TASK MATERIAL:
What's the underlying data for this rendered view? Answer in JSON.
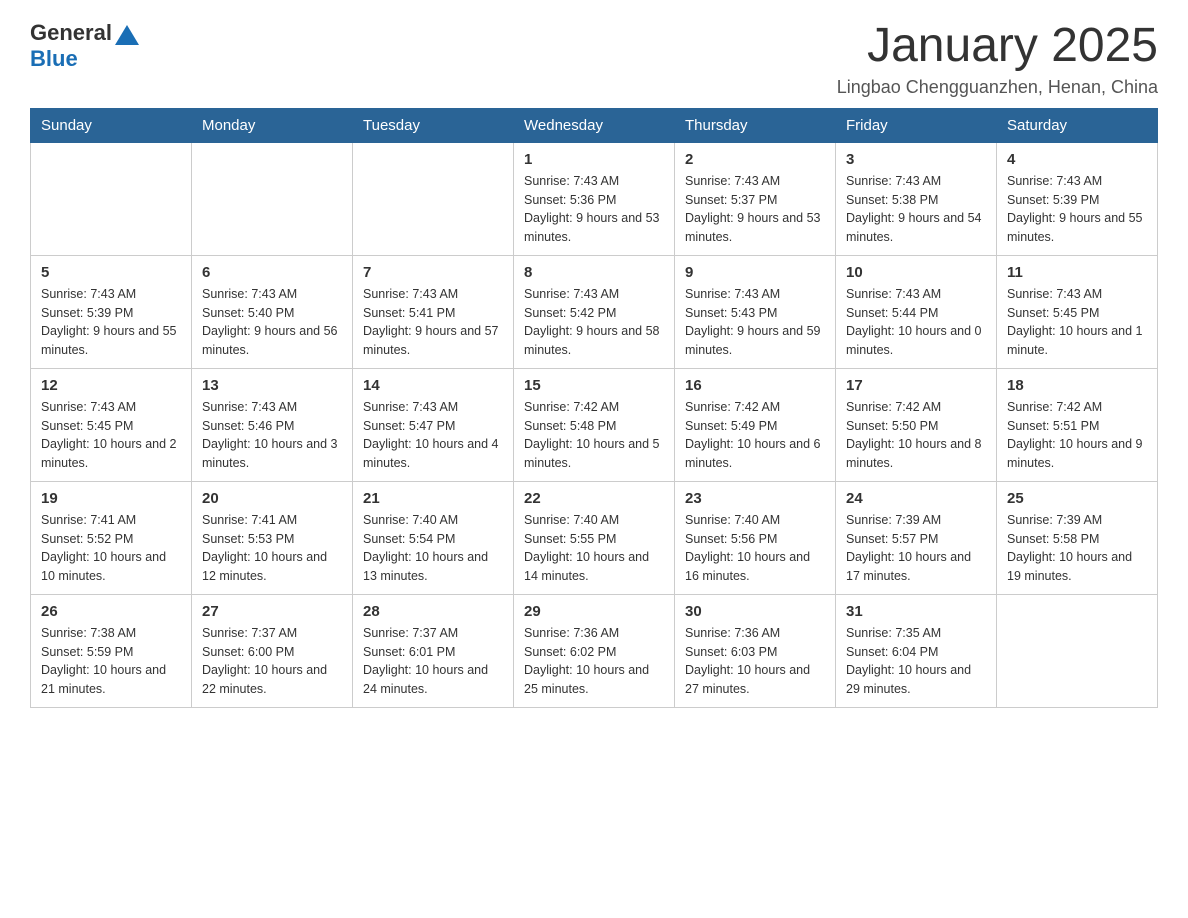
{
  "header": {
    "logo_general": "General",
    "logo_blue": "Blue",
    "month_title": "January 2025",
    "location": "Lingbao Chengguanzhen, Henan, China"
  },
  "days_of_week": [
    "Sunday",
    "Monday",
    "Tuesday",
    "Wednesday",
    "Thursday",
    "Friday",
    "Saturday"
  ],
  "weeks": [
    {
      "days": [
        {
          "number": "",
          "info": ""
        },
        {
          "number": "",
          "info": ""
        },
        {
          "number": "",
          "info": ""
        },
        {
          "number": "1",
          "info": "Sunrise: 7:43 AM\nSunset: 5:36 PM\nDaylight: 9 hours\nand 53 minutes."
        },
        {
          "number": "2",
          "info": "Sunrise: 7:43 AM\nSunset: 5:37 PM\nDaylight: 9 hours\nand 53 minutes."
        },
        {
          "number": "3",
          "info": "Sunrise: 7:43 AM\nSunset: 5:38 PM\nDaylight: 9 hours\nand 54 minutes."
        },
        {
          "number": "4",
          "info": "Sunrise: 7:43 AM\nSunset: 5:39 PM\nDaylight: 9 hours\nand 55 minutes."
        }
      ]
    },
    {
      "days": [
        {
          "number": "5",
          "info": "Sunrise: 7:43 AM\nSunset: 5:39 PM\nDaylight: 9 hours\nand 55 minutes."
        },
        {
          "number": "6",
          "info": "Sunrise: 7:43 AM\nSunset: 5:40 PM\nDaylight: 9 hours\nand 56 minutes."
        },
        {
          "number": "7",
          "info": "Sunrise: 7:43 AM\nSunset: 5:41 PM\nDaylight: 9 hours\nand 57 minutes."
        },
        {
          "number": "8",
          "info": "Sunrise: 7:43 AM\nSunset: 5:42 PM\nDaylight: 9 hours\nand 58 minutes."
        },
        {
          "number": "9",
          "info": "Sunrise: 7:43 AM\nSunset: 5:43 PM\nDaylight: 9 hours\nand 59 minutes."
        },
        {
          "number": "10",
          "info": "Sunrise: 7:43 AM\nSunset: 5:44 PM\nDaylight: 10 hours\nand 0 minutes."
        },
        {
          "number": "11",
          "info": "Sunrise: 7:43 AM\nSunset: 5:45 PM\nDaylight: 10 hours\nand 1 minute."
        }
      ]
    },
    {
      "days": [
        {
          "number": "12",
          "info": "Sunrise: 7:43 AM\nSunset: 5:45 PM\nDaylight: 10 hours\nand 2 minutes."
        },
        {
          "number": "13",
          "info": "Sunrise: 7:43 AM\nSunset: 5:46 PM\nDaylight: 10 hours\nand 3 minutes."
        },
        {
          "number": "14",
          "info": "Sunrise: 7:43 AM\nSunset: 5:47 PM\nDaylight: 10 hours\nand 4 minutes."
        },
        {
          "number": "15",
          "info": "Sunrise: 7:42 AM\nSunset: 5:48 PM\nDaylight: 10 hours\nand 5 minutes."
        },
        {
          "number": "16",
          "info": "Sunrise: 7:42 AM\nSunset: 5:49 PM\nDaylight: 10 hours\nand 6 minutes."
        },
        {
          "number": "17",
          "info": "Sunrise: 7:42 AM\nSunset: 5:50 PM\nDaylight: 10 hours\nand 8 minutes."
        },
        {
          "number": "18",
          "info": "Sunrise: 7:42 AM\nSunset: 5:51 PM\nDaylight: 10 hours\nand 9 minutes."
        }
      ]
    },
    {
      "days": [
        {
          "number": "19",
          "info": "Sunrise: 7:41 AM\nSunset: 5:52 PM\nDaylight: 10 hours\nand 10 minutes."
        },
        {
          "number": "20",
          "info": "Sunrise: 7:41 AM\nSunset: 5:53 PM\nDaylight: 10 hours\nand 12 minutes."
        },
        {
          "number": "21",
          "info": "Sunrise: 7:40 AM\nSunset: 5:54 PM\nDaylight: 10 hours\nand 13 minutes."
        },
        {
          "number": "22",
          "info": "Sunrise: 7:40 AM\nSunset: 5:55 PM\nDaylight: 10 hours\nand 14 minutes."
        },
        {
          "number": "23",
          "info": "Sunrise: 7:40 AM\nSunset: 5:56 PM\nDaylight: 10 hours\nand 16 minutes."
        },
        {
          "number": "24",
          "info": "Sunrise: 7:39 AM\nSunset: 5:57 PM\nDaylight: 10 hours\nand 17 minutes."
        },
        {
          "number": "25",
          "info": "Sunrise: 7:39 AM\nSunset: 5:58 PM\nDaylight: 10 hours\nand 19 minutes."
        }
      ]
    },
    {
      "days": [
        {
          "number": "26",
          "info": "Sunrise: 7:38 AM\nSunset: 5:59 PM\nDaylight: 10 hours\nand 21 minutes."
        },
        {
          "number": "27",
          "info": "Sunrise: 7:37 AM\nSunset: 6:00 PM\nDaylight: 10 hours\nand 22 minutes."
        },
        {
          "number": "28",
          "info": "Sunrise: 7:37 AM\nSunset: 6:01 PM\nDaylight: 10 hours\nand 24 minutes."
        },
        {
          "number": "29",
          "info": "Sunrise: 7:36 AM\nSunset: 6:02 PM\nDaylight: 10 hours\nand 25 minutes."
        },
        {
          "number": "30",
          "info": "Sunrise: 7:36 AM\nSunset: 6:03 PM\nDaylight: 10 hours\nand 27 minutes."
        },
        {
          "number": "31",
          "info": "Sunrise: 7:35 AM\nSunset: 6:04 PM\nDaylight: 10 hours\nand 29 minutes."
        },
        {
          "number": "",
          "info": ""
        }
      ]
    }
  ]
}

WRITTEN EXERCISE: Give an exact reproduction of every line, leaving out any picture.

TASK SOLUTION:
What's the underlying data for this rendered view? Answer in JSON.
{
  "header": {
    "logo_general": "General",
    "logo_blue": "Blue",
    "month_title": "January 2025",
    "location": "Lingbao Chengguanzhen, Henan, China"
  },
  "days_of_week": [
    "Sunday",
    "Monday",
    "Tuesday",
    "Wednesday",
    "Thursday",
    "Friday",
    "Saturday"
  ],
  "weeks": [
    {
      "days": [
        {
          "number": "",
          "info": ""
        },
        {
          "number": "",
          "info": ""
        },
        {
          "number": "",
          "info": ""
        },
        {
          "number": "1",
          "info": "Sunrise: 7:43 AM\nSunset: 5:36 PM\nDaylight: 9 hours\nand 53 minutes."
        },
        {
          "number": "2",
          "info": "Sunrise: 7:43 AM\nSunset: 5:37 PM\nDaylight: 9 hours\nand 53 minutes."
        },
        {
          "number": "3",
          "info": "Sunrise: 7:43 AM\nSunset: 5:38 PM\nDaylight: 9 hours\nand 54 minutes."
        },
        {
          "number": "4",
          "info": "Sunrise: 7:43 AM\nSunset: 5:39 PM\nDaylight: 9 hours\nand 55 minutes."
        }
      ]
    },
    {
      "days": [
        {
          "number": "5",
          "info": "Sunrise: 7:43 AM\nSunset: 5:39 PM\nDaylight: 9 hours\nand 55 minutes."
        },
        {
          "number": "6",
          "info": "Sunrise: 7:43 AM\nSunset: 5:40 PM\nDaylight: 9 hours\nand 56 minutes."
        },
        {
          "number": "7",
          "info": "Sunrise: 7:43 AM\nSunset: 5:41 PM\nDaylight: 9 hours\nand 57 minutes."
        },
        {
          "number": "8",
          "info": "Sunrise: 7:43 AM\nSunset: 5:42 PM\nDaylight: 9 hours\nand 58 minutes."
        },
        {
          "number": "9",
          "info": "Sunrise: 7:43 AM\nSunset: 5:43 PM\nDaylight: 9 hours\nand 59 minutes."
        },
        {
          "number": "10",
          "info": "Sunrise: 7:43 AM\nSunset: 5:44 PM\nDaylight: 10 hours\nand 0 minutes."
        },
        {
          "number": "11",
          "info": "Sunrise: 7:43 AM\nSunset: 5:45 PM\nDaylight: 10 hours\nand 1 minute."
        }
      ]
    },
    {
      "days": [
        {
          "number": "12",
          "info": "Sunrise: 7:43 AM\nSunset: 5:45 PM\nDaylight: 10 hours\nand 2 minutes."
        },
        {
          "number": "13",
          "info": "Sunrise: 7:43 AM\nSunset: 5:46 PM\nDaylight: 10 hours\nand 3 minutes."
        },
        {
          "number": "14",
          "info": "Sunrise: 7:43 AM\nSunset: 5:47 PM\nDaylight: 10 hours\nand 4 minutes."
        },
        {
          "number": "15",
          "info": "Sunrise: 7:42 AM\nSunset: 5:48 PM\nDaylight: 10 hours\nand 5 minutes."
        },
        {
          "number": "16",
          "info": "Sunrise: 7:42 AM\nSunset: 5:49 PM\nDaylight: 10 hours\nand 6 minutes."
        },
        {
          "number": "17",
          "info": "Sunrise: 7:42 AM\nSunset: 5:50 PM\nDaylight: 10 hours\nand 8 minutes."
        },
        {
          "number": "18",
          "info": "Sunrise: 7:42 AM\nSunset: 5:51 PM\nDaylight: 10 hours\nand 9 minutes."
        }
      ]
    },
    {
      "days": [
        {
          "number": "19",
          "info": "Sunrise: 7:41 AM\nSunset: 5:52 PM\nDaylight: 10 hours\nand 10 minutes."
        },
        {
          "number": "20",
          "info": "Sunrise: 7:41 AM\nSunset: 5:53 PM\nDaylight: 10 hours\nand 12 minutes."
        },
        {
          "number": "21",
          "info": "Sunrise: 7:40 AM\nSunset: 5:54 PM\nDaylight: 10 hours\nand 13 minutes."
        },
        {
          "number": "22",
          "info": "Sunrise: 7:40 AM\nSunset: 5:55 PM\nDaylight: 10 hours\nand 14 minutes."
        },
        {
          "number": "23",
          "info": "Sunrise: 7:40 AM\nSunset: 5:56 PM\nDaylight: 10 hours\nand 16 minutes."
        },
        {
          "number": "24",
          "info": "Sunrise: 7:39 AM\nSunset: 5:57 PM\nDaylight: 10 hours\nand 17 minutes."
        },
        {
          "number": "25",
          "info": "Sunrise: 7:39 AM\nSunset: 5:58 PM\nDaylight: 10 hours\nand 19 minutes."
        }
      ]
    },
    {
      "days": [
        {
          "number": "26",
          "info": "Sunrise: 7:38 AM\nSunset: 5:59 PM\nDaylight: 10 hours\nand 21 minutes."
        },
        {
          "number": "27",
          "info": "Sunrise: 7:37 AM\nSunset: 6:00 PM\nDaylight: 10 hours\nand 22 minutes."
        },
        {
          "number": "28",
          "info": "Sunrise: 7:37 AM\nSunset: 6:01 PM\nDaylight: 10 hours\nand 24 minutes."
        },
        {
          "number": "29",
          "info": "Sunrise: 7:36 AM\nSunset: 6:02 PM\nDaylight: 10 hours\nand 25 minutes."
        },
        {
          "number": "30",
          "info": "Sunrise: 7:36 AM\nSunset: 6:03 PM\nDaylight: 10 hours\nand 27 minutes."
        },
        {
          "number": "31",
          "info": "Sunrise: 7:35 AM\nSunset: 6:04 PM\nDaylight: 10 hours\nand 29 minutes."
        },
        {
          "number": "",
          "info": ""
        }
      ]
    }
  ]
}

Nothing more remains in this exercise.